[Source records]
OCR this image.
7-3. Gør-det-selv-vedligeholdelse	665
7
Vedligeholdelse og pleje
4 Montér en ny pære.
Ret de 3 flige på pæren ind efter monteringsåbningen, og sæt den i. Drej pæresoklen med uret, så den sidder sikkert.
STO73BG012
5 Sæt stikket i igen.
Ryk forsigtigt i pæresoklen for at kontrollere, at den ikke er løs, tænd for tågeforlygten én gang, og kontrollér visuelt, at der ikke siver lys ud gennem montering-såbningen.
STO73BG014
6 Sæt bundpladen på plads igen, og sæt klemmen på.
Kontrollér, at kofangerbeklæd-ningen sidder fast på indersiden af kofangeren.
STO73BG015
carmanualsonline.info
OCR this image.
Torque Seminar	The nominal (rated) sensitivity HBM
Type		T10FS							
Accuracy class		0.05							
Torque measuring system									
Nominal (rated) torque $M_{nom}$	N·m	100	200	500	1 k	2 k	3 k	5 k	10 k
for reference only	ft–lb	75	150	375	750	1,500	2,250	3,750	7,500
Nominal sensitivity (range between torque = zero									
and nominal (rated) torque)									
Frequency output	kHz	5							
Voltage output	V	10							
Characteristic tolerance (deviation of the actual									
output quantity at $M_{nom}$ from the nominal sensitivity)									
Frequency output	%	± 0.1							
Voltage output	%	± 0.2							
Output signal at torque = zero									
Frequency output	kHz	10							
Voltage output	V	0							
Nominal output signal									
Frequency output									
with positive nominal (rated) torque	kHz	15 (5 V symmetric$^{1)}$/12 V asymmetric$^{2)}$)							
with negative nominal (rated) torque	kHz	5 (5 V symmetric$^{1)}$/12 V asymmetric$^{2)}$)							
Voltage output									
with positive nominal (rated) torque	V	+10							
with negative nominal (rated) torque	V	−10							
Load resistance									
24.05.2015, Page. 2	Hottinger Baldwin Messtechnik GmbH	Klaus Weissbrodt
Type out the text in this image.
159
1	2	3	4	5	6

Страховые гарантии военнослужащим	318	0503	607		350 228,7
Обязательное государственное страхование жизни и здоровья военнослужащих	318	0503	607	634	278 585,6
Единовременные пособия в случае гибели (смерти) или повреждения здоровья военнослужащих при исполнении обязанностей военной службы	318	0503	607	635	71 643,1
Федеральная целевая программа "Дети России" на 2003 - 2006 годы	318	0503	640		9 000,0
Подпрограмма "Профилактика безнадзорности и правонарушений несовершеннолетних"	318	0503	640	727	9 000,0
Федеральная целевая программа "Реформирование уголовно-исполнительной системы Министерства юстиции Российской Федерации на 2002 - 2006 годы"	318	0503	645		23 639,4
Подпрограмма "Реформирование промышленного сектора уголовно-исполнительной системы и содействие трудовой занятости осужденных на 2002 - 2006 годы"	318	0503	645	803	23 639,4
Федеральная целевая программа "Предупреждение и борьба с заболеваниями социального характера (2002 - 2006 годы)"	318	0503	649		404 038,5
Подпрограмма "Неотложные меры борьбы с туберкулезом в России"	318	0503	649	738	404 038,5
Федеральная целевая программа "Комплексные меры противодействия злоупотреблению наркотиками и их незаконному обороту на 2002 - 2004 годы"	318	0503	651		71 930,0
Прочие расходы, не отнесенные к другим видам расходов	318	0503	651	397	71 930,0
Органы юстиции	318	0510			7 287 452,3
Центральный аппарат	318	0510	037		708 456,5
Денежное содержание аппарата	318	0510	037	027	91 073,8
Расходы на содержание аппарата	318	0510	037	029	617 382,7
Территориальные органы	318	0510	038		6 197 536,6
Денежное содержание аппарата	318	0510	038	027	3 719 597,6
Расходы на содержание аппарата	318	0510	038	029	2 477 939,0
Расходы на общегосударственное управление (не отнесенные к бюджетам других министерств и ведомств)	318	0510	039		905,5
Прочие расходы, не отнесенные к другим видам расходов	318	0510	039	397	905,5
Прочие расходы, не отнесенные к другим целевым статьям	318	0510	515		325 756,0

• Given instruction:
Using the listing, collect all lines in which the string "sidder" is found.

• Final result:
Ret de 3 flige på pæren ind efter monteringsåbningen, og sæt den i. Drej pæresoklen med uret, så den sidder sikkert.
Kontrollér, at kofangerbeklæd-ningen sidder fast på indersiden af kofangeren.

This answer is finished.